Read the entries below and pull out each line with the string "Performance".

───── Data lines

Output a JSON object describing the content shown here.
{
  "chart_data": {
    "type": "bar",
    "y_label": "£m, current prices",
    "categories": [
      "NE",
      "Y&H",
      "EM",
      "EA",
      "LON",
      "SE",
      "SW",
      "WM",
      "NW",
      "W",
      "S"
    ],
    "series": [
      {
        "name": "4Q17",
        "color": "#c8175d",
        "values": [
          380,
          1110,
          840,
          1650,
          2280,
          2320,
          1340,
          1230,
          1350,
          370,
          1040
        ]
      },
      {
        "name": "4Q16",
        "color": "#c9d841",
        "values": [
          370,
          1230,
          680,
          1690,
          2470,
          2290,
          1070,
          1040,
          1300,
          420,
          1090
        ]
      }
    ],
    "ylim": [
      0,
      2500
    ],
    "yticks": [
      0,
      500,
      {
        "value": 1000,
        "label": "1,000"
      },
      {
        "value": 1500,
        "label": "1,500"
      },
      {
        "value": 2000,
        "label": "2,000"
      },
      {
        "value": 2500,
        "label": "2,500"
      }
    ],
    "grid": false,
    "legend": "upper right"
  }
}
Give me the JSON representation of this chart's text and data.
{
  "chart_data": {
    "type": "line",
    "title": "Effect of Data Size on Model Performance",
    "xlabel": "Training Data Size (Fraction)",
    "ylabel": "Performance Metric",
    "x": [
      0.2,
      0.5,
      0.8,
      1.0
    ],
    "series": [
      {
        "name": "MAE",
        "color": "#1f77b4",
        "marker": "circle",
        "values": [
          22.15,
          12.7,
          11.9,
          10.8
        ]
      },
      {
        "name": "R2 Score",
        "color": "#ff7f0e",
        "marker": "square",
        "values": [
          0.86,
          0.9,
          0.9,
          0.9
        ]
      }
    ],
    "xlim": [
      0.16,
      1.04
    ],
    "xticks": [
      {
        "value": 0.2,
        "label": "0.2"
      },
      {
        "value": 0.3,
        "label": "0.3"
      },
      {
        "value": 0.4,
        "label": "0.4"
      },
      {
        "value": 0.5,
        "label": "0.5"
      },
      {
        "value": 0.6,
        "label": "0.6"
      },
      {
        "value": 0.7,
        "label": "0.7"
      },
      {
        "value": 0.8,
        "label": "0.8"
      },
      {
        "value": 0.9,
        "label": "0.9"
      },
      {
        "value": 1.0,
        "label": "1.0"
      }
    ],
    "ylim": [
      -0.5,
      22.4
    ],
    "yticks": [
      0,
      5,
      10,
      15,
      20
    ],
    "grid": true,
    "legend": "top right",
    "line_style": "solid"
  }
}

──────────

Response:
    "title": "Effect of Data Size on Model Performance",
    "ylabel": "Performance Metric",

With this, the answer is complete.